[Dataset rows about figures]
═══

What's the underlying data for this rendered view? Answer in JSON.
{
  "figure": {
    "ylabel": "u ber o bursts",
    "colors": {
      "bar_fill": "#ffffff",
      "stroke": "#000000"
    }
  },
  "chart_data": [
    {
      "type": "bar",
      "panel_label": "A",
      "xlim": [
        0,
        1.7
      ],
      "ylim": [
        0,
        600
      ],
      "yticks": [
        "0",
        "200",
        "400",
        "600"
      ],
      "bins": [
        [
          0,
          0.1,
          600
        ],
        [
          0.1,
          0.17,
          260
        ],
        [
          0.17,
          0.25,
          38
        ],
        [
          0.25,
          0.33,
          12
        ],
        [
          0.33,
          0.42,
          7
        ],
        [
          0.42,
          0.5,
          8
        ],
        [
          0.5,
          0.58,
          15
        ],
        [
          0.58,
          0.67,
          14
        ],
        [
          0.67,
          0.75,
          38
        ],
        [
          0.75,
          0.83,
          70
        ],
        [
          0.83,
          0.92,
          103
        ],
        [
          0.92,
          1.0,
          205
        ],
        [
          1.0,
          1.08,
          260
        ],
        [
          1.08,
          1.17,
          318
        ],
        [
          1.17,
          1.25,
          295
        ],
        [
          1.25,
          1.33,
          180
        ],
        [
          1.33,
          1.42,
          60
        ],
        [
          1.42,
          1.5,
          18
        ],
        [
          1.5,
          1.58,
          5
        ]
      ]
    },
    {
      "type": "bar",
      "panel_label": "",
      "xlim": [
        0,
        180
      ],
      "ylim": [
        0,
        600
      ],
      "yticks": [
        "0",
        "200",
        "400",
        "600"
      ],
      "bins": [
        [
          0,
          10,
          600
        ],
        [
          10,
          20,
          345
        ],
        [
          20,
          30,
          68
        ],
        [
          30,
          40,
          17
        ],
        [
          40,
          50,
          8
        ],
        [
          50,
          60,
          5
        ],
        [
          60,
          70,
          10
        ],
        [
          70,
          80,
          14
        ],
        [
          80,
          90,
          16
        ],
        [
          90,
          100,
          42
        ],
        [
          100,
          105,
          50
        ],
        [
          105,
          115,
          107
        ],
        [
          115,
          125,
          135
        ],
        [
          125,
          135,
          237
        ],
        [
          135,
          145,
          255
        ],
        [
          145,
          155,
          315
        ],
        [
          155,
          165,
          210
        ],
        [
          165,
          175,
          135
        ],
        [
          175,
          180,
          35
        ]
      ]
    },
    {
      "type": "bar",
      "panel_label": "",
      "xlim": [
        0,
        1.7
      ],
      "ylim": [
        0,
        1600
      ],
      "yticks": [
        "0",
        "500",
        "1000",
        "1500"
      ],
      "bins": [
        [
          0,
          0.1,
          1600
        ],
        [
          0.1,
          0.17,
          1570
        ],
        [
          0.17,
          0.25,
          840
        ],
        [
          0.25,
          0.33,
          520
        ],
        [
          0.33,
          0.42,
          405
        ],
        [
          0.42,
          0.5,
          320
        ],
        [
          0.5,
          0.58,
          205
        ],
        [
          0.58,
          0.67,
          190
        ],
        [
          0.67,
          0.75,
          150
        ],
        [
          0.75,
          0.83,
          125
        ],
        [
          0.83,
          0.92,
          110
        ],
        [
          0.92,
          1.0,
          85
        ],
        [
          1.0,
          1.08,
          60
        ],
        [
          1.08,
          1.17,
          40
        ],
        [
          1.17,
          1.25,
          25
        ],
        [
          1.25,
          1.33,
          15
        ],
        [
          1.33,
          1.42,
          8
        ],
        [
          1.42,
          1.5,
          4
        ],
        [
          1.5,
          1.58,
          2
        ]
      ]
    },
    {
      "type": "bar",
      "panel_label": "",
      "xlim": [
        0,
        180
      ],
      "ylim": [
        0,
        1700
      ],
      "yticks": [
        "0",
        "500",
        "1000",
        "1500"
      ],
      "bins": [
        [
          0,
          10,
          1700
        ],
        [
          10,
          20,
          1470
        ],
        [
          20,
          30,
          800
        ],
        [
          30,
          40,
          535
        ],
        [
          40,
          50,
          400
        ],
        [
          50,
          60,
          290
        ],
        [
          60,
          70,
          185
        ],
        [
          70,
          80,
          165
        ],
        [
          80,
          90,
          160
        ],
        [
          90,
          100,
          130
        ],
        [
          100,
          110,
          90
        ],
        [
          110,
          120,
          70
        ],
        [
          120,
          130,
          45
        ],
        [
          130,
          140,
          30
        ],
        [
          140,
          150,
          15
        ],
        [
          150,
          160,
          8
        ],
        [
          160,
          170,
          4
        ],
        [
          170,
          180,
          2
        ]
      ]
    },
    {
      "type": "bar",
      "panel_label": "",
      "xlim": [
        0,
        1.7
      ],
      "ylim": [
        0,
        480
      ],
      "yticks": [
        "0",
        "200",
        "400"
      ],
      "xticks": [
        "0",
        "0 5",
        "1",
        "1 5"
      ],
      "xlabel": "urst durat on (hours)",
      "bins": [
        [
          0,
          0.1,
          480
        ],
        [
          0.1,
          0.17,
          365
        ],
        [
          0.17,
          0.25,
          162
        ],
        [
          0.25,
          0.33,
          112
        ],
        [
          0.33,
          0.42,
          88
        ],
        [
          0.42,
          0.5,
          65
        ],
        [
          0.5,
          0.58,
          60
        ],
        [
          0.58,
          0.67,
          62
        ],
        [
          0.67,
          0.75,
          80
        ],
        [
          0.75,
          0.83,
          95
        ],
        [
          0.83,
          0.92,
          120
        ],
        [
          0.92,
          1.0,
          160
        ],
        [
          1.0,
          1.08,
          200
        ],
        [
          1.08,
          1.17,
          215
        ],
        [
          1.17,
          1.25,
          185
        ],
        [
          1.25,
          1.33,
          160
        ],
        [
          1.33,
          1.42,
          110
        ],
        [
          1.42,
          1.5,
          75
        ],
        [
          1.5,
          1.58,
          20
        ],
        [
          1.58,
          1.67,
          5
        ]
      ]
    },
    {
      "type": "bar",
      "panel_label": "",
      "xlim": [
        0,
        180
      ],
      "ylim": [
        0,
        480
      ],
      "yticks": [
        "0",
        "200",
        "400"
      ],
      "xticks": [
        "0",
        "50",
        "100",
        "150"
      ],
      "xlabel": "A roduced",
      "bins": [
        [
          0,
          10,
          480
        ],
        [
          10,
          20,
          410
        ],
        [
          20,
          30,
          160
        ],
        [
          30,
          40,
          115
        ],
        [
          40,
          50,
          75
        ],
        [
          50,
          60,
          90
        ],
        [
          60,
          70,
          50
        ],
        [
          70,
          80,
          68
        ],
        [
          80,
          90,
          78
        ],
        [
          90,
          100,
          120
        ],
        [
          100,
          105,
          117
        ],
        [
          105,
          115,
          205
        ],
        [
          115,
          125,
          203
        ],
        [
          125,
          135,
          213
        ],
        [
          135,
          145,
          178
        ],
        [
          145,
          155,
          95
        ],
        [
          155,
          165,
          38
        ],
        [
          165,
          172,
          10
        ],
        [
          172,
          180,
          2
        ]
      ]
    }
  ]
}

═══

Repeat all the records. Match each line exactly.

▶ [Final result]:
What's the underlying data for this rendered view? Answer in JSON.
{
  "figure": {
    "ylabel": "u ber o bursts",
    "colors": {
      "bar_fill": "#ffffff",
      "stroke": "#000000"
    }
  },
  "chart_data": [
    {
      "type": "bar",
      "panel_label": "A",
      "xlim": [
        0,
        1.7
      ],
      "ylim": [
        0,
        600
      ],
      "yticks": [
        "0",
        "200",
        "400",
        "600"
      ],
      "bins": [
        [
          0,
          0.1,
          600
        ],
        [
          0.1,
          0.17,
          260
        ],
        [
          0.17,
          0.25,
          38
        ],
        [
          0.25,
          0.33,
          12
        ],
        [
          0.33,
          0.42,
          7
        ],
        [
          0.42,
          0.5,
          8
        ],
        [
          0.5,
          0.58,
          15
        ],
        [
          0.58,
          0.67,
          14
        ],
        [
          0.67,
          0.75,
          38
        ],
        [
          0.75,
          0.83,
          70
        ],
        [
          0.83,
          0.92,
          103
        ],
        [
          0.92,
          1.0,
          205
        ],
        [
          1.0,
          1.08,
          260
        ],
        [
          1.08,
          1.17,
          318
        ],
        [
          1.17,
          1.25,
          295
        ],
        [
          1.25,
          1.33,
          180
        ],
        [
          1.33,
          1.42,
          60
        ],
        [
          1.42,
          1.5,
          18
        ],
        [
          1.5,
          1.58,
          5
        ]
      ]
    },
    {
      "type": "bar",
      "panel_label": "",
      "xlim": [
        0,
        180
      ],
      "ylim": [
        0,
        600
      ],
      "yticks": [
        "0",
        "200",
        "400",
        "600"
      ],
      "bins": [
        [
          0,
          10,
          600
        ],
        [
          10,
          20,
          345
        ],
        [
          20,
          30,
          68
        ],
        [
          30,
          40,
          17
        ],
        [
          40,
          50,
          8
        ],
        [
          50,
          60,
          5
        ],
        [
          60,
          70,
          10
        ],
        [
          70,
          80,
          14
        ],
        [
          80,
          90,
          16
        ],
        [
          90,
          100,
          42
        ],
        [
          100,
          105,
          50
        ],
        [
          105,
          115,
          107
        ],
        [
          115,
          125,
          135
        ],
        [
          125,
          135,
          237
        ],
        [
          135,
          145,
          255
        ],
        [
          145,
          155,
          315
        ],
        [
          155,
          165,
          210
        ],
        [
          165,
          175,
          135
        ],
        [
          175,
          180,
          35
        ]
      ]
    },
    {
      "type": "bar",
      "panel_label": "",
      "xlim": [
        0,
        1.7
      ],
      "ylim": [
        0,
        1600
      ],
      "yticks": [
        "0",
        "500",
        "1000",
        "1500"
      ],
      "bins": [
        [
          0,
          0.1,
          1600
        ],
        [
          0.1,
          0.17,
          1570
        ],
        [
          0.17,
          0.25,
          840
        ],
        [
          0.25,
          0.33,
          520
        ],
        [
          0.33,
          0.42,
          405
        ],
        [
          0.42,
          0.5,
          320
        ],
        [
          0.5,
          0.58,
          205
        ],
        [
          0.58,
          0.67,
          190
        ],
        [
          0.67,
          0.75,
          150
        ],
        [
          0.75,
          0.83,
          125
        ],
        [
          0.83,
          0.92,
          110
        ],
        [
          0.92,
          1.0,
          85
        ],
        [
          1.0,
          1.08,
          60
        ],
        [
          1.08,
          1.17,
          40
        ],
        [
          1.17,
          1.25,
          25
        ],
        [
          1.25,
          1.33,
          15
        ],
        [
          1.33,
          1.42,
          8
        ],
        [
          1.42,
          1.5,
          4
        ],
        [
          1.5,
          1.58,
          2
        ]
      ]
    },
    {
      "type": "bar",
      "panel_label": "",
      "xlim": [
        0,
        180
      ],
      "ylim": [
        0,
        1700
      ],
      "yticks": [
        "0",
        "500",
        "1000",
        "1500"
      ],
      "bins": [
        [
          0,
          10,
          1700
        ],
        [
          10,
          20,
          1470
        ],
        [
          20,
          30,
          800
        ],
        [
          30,
          40,
          535
        ],
        [
          40,
          50,
          400
        ],
        [
          50,
          60,
          290
        ],
        [
          60,
          70,
          185
        ],
        [
          70,
          80,
          165
        ],
        [
          80,
          90,
          160
        ],
        [
          90,
          100,
          130
        ],
        [
          100,
          110,
          90
        ],
        [
          110,
          120,
          70
        ],
        [
          120,
          130,
          45
        ],
        [
          130,
          140,
          30
        ],
        [
          140,
          150,
          15
        ],
        [
          150,
          160,
          8
        ],
        [
          160,
          170,
          4
        ],
        [
          170,
          180,
          2
        ]
      ]
    },
    {
      "type": "bar",
      "panel_label": "",
      "xlim": [
        0,
        1.7
      ],
      "ylim": [
        0,
        480
      ],
      "yticks": [
        "0",
        "200",
        "400"
      ],
      "xticks": [
        "0",
        "0 5",
        "1",
        "1 5"
      ],
      "xlabel": "urst durat on (hours)",
      "bins": [
        [
          0,
          0.1,
          480
        ],
        [
          0.1,
          0.17,
          365
        ],
        [
          0.17,
          0.25,
          162
        ],
        [
          0.25,
          0.33,
          112
        ],
        [
          0.33,
          0.42,
          88
        ],
        [
          0.42,
          0.5,
          65
        ],
        [
          0.5,
          0.58,
          60
        ],
        [
          0.58,
          0.67,
          62
        ],
        [
          0.67,
          0.75,
          80
        ],
        [
          0.75,
          0.83,
          95
        ],
        [
          0.83,
          0.92,
          120
        ],
        [
          0.92,
          1.0,
          160
        ],
        [
          1.0,
          1.08,
          200
        ],
        [
          1.08,
          1.17,
          215
        ],
        [
          1.17,
          1.25,
          185
        ],
        [
          1.25,
          1.33,
          160
        ],
        [
          1.33,
          1.42,
          110
        ],
        [
          1.42,
          1.5,
          75
        ],
        [
          1.5,
          1.58,
          20
        ],
        [
          1.58,
          1.67,
          5
        ]
      ]
    },
    {
      "type": "bar",
      "panel_label": "",
      "xlim": [
        0,
        180
      ],
      "ylim": [
        0,
        480
      ],
      "yticks": [
        "0",
        "200",
        "400"
      ],
      "xticks": [
        "0",
        "50",
        "100",
        "150"
      ],
      "xlabel": "A roduced",
      "bins": [
        [
          0,
          10,
          480
        ],
        [
          10,
          20,
          410
        ],
        [
          20,
          30,
          160
        ],
        [
          30,
          40,
          115
        ],
        [
          40,
          50,
          75
        ],
        [
          50,
          60,
          90
        ],
        [
          60,
          70,
          50
        ],
        [
          70,
          80,
          68
        ],
        [
          80,
          90,
          78
        ],
        [
          90,
          100,
          120
        ],
        [
          100,
          105,
          117
        ],
        [
          105,
          115,
          205
        ],
        [
          115,
          125,
          203
        ],
        [
          125,
          135,
          213
        ],
        [
          135,
          145,
          178
        ],
        [
          145,
          155,
          95
        ],
        [
          155,
          165,
          38
        ],
        [
          165,
          172,
          10
        ],
        [
          172,
          180,
          2
        ]
      ]
    }
  ]
}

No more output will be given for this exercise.